> REQUIREMENT: Transcribe all of the material exactly.

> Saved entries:
▼
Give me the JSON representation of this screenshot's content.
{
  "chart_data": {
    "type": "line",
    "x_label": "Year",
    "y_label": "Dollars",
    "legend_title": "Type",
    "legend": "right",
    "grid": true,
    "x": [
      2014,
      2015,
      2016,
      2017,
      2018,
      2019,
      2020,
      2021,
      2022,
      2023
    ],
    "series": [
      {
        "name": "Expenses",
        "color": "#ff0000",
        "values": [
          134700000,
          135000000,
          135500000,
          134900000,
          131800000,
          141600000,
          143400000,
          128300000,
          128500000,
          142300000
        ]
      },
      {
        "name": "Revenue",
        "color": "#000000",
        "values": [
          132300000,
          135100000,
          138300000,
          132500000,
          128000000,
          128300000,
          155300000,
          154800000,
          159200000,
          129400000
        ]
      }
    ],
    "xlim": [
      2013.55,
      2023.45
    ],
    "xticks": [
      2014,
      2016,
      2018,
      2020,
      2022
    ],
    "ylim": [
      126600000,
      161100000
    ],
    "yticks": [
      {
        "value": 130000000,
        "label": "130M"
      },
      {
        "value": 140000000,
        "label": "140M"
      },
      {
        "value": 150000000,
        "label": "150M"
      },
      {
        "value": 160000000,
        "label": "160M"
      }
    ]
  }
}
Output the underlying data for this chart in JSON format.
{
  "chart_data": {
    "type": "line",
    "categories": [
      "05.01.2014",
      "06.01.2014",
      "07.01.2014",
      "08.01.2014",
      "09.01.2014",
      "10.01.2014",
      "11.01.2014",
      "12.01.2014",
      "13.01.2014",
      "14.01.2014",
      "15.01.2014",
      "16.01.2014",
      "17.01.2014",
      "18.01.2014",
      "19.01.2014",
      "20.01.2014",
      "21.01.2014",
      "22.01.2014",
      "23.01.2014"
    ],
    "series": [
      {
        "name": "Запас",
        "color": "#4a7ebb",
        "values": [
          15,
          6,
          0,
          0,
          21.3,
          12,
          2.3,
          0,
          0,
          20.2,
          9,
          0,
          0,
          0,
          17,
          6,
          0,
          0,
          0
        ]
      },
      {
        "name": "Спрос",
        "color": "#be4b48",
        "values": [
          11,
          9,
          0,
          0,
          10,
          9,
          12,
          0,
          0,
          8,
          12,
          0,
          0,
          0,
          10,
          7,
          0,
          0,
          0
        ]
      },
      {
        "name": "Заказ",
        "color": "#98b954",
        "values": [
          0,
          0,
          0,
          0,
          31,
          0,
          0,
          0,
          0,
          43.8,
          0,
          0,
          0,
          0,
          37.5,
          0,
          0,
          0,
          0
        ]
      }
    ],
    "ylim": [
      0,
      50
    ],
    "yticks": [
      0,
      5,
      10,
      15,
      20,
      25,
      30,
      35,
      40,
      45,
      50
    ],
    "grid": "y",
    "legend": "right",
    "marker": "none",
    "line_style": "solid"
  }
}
▲
> ANSWER FOR THIS EXERCISE:
Give me the JSON representation of this screenshot's content.
{
  "chart_data": {
    "type": "line",
    "x_label": "Year",
    "y_label": "Dollars",
    "legend_title": "Type",
    "legend": "right",
    "grid": true,
    "x": [
      2014,
      2015,
      2016,
      2017,
      2018,
      2019,
      2020,
      2021,
      2022,
      2023
    ],
    "series": [
      {
        "name": "Expenses",
        "color": "#ff0000",
        "values": [
          134700000,
          135000000,
          135500000,
          134900000,
          131800000,
          141600000,
          143400000,
          128300000,
          128500000,
          142300000
        ]
      },
      {
        "name": "Revenue",
        "color": "#000000",
        "values": [
          132300000,
          135100000,
          138300000,
          132500000,
          128000000,
          128300000,
          155300000,
          154800000,
          159200000,
          129400000
        ]
      }
    ],
    "xlim": [
      2013.55,
      2023.45
    ],
    "xticks": [
      2014,
      2016,
      2018,
      2020,
      2022
    ],
    "ylim": [
      126600000,
      161100000
    ],
    "yticks": [
      {
        "value": 130000000,
        "label": "130M"
      },
      {
        "value": 140000000,
        "label": "140M"
      },
      {
        "value": 150000000,
        "label": "150M"
      },
      {
        "value": 160000000,
        "label": "160M"
      }
    ]
  }
}
Output the underlying data for this chart in JSON format.
{
  "chart_data": {
    "type": "line",
    "categories": [
      "05.01.2014",
      "06.01.2014",
      "07.01.2014",
      "08.01.2014",
      "09.01.2014",
      "10.01.2014",
      "11.01.2014",
      "12.01.2014",
      "13.01.2014",
      "14.01.2014",
      "15.01.2014",
      "16.01.2014",
      "17.01.2014",
      "18.01.2014",
      "19.01.2014",
      "20.01.2014",
      "21.01.2014",
      "22.01.2014",
      "23.01.2014"
    ],
    "series": [
      {
        "name": "Запас",
        "color": "#4a7ebb",
        "values": [
          15,
          6,
          0,
          0,
          21.3,
          12,
          2.3,
          0,
          0,
          20.2,
          9,
          0,
          0,
          0,
          17,
          6,
          0,
          0,
          0
        ]
      },
      {
        "name": "Спрос",
        "color": "#be4b48",
        "values": [
          11,
          9,
          0,
          0,
          10,
          9,
          12,
          0,
          0,
          8,
          12,
          0,
          0,
          0,
          10,
          7,
          0,
          0,
          0
        ]
      },
      {
        "name": "Заказ",
        "color": "#98b954",
        "values": [
          0,
          0,
          0,
          0,
          31,
          0,
          0,
          0,
          0,
          43.8,
          0,
          0,
          0,
          0,
          37.5,
          0,
          0,
          0,
          0
        ]
      }
    ],
    "ylim": [
      0,
      50
    ],
    "yticks": [
      0,
      5,
      10,
      15,
      20,
      25,
      30,
      35,
      40,
      45,
      50
    ],
    "grid": "y",
    "legend": "right",
    "marker": "none",
    "line_style": "solid"
  }
}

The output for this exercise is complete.